◆ Listing
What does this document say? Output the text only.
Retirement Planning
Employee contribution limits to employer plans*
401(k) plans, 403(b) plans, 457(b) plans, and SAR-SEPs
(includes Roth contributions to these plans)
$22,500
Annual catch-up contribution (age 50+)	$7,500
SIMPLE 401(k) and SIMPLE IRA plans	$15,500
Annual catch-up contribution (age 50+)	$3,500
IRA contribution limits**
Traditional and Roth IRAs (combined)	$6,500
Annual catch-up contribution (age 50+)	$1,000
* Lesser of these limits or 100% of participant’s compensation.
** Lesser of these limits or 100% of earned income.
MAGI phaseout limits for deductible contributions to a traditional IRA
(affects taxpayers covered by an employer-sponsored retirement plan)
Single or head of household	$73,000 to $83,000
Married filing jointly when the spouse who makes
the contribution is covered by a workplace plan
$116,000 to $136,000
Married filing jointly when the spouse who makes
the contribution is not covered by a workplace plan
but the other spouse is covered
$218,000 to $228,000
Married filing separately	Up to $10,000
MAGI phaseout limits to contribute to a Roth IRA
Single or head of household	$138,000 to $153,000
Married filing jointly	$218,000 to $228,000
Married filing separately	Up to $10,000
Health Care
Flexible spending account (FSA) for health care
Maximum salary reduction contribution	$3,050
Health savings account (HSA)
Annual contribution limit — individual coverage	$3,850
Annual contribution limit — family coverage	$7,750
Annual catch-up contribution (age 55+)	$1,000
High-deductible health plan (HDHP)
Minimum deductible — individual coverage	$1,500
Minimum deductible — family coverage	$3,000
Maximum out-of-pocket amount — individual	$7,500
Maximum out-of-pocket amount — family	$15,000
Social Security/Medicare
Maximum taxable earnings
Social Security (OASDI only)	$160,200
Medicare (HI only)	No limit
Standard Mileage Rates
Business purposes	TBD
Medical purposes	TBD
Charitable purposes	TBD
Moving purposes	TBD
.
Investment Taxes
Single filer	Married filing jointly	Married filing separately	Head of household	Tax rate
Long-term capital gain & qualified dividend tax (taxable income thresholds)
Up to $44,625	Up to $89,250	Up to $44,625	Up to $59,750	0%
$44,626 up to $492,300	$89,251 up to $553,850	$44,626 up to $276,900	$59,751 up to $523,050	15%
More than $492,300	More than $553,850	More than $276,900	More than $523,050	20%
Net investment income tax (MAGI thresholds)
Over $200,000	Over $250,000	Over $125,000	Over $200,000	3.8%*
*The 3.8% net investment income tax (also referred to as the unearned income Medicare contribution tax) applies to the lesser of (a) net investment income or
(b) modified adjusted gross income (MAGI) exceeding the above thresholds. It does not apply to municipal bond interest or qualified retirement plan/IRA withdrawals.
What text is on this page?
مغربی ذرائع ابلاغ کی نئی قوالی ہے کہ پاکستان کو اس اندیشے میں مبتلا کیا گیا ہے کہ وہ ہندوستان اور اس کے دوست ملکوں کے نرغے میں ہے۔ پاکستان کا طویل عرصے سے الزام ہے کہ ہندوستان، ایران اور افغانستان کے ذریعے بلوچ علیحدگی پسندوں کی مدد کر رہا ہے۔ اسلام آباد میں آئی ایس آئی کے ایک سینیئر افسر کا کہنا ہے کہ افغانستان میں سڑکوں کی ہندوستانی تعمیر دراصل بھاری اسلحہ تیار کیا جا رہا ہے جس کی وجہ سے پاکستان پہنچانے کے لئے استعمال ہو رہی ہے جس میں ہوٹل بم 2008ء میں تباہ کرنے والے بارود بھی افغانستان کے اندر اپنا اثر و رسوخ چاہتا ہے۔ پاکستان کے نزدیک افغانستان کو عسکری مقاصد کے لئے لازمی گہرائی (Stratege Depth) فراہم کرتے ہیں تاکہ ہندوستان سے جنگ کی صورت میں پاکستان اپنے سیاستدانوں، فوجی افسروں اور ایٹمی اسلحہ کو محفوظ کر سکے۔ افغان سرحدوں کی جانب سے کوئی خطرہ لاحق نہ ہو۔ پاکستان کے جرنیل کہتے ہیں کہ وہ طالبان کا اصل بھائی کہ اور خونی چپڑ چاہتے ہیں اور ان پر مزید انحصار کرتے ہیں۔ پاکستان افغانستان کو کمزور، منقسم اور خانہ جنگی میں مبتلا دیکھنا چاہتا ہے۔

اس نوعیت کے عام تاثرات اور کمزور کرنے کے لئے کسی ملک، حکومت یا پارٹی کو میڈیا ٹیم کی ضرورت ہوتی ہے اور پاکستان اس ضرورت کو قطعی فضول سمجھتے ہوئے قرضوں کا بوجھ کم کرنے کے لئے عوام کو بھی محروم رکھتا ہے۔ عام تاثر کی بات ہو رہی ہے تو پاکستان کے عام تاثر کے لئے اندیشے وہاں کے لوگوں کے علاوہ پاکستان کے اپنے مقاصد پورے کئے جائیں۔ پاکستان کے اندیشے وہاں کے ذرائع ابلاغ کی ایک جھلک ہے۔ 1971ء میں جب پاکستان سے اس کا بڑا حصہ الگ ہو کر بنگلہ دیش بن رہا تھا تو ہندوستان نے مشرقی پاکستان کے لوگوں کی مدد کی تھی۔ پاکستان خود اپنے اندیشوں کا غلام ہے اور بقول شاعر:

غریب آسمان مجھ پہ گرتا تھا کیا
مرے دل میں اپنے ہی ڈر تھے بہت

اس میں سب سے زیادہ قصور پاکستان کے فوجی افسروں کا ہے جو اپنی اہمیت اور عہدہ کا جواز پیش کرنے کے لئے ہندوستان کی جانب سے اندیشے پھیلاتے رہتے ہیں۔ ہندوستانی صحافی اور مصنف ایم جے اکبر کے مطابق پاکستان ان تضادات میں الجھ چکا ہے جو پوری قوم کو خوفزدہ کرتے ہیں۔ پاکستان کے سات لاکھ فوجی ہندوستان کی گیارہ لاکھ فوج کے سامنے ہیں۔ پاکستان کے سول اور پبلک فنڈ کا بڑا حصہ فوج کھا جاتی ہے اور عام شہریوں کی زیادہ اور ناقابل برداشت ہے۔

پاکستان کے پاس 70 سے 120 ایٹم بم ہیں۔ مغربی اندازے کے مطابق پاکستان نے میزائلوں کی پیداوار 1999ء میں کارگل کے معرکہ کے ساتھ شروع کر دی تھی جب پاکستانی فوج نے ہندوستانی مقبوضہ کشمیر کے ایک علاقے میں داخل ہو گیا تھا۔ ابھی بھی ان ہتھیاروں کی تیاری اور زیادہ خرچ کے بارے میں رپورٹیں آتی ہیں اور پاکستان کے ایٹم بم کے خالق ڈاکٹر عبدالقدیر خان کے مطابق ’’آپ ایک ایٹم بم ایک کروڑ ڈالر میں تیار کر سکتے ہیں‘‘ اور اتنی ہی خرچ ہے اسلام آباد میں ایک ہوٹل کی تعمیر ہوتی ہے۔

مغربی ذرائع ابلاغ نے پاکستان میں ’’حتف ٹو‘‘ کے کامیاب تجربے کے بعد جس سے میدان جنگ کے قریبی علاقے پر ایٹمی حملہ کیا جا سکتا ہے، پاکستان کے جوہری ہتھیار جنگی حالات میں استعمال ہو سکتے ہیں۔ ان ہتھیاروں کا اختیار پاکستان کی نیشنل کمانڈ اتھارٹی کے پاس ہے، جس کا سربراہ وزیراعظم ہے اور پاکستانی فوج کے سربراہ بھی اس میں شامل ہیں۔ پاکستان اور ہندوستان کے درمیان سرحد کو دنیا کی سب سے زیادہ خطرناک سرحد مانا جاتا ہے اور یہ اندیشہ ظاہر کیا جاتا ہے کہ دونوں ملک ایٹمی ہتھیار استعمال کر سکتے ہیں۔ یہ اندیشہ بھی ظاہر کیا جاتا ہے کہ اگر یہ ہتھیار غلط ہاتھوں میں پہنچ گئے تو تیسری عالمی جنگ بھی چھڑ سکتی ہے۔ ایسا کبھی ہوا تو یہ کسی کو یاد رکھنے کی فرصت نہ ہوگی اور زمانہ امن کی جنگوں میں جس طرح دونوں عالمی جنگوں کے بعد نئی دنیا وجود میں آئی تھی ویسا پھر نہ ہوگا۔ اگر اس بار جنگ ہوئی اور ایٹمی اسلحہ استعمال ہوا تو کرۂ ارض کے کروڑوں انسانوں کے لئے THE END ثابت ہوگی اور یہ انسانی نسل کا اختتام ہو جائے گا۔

◆ What you should do
From the records above, pick out and copy each line holding the word "income".

◆ The reply
** Lesser of these limits or 100% of earned income.
Long-term capital gain & qualified dividend tax (taxable income thresholds)
Net investment income tax (MAGI thresholds)
*The 3.8% net investment income tax (also referred to as the unearned income Medicare contribution tax) applies to the lesser of (a) net investment income or
(b) modified adjusted gross income (MAGI) exceeding the above thresholds. It does not apply to municipal bond interest or qualified retirement plan/IRA withdrawals.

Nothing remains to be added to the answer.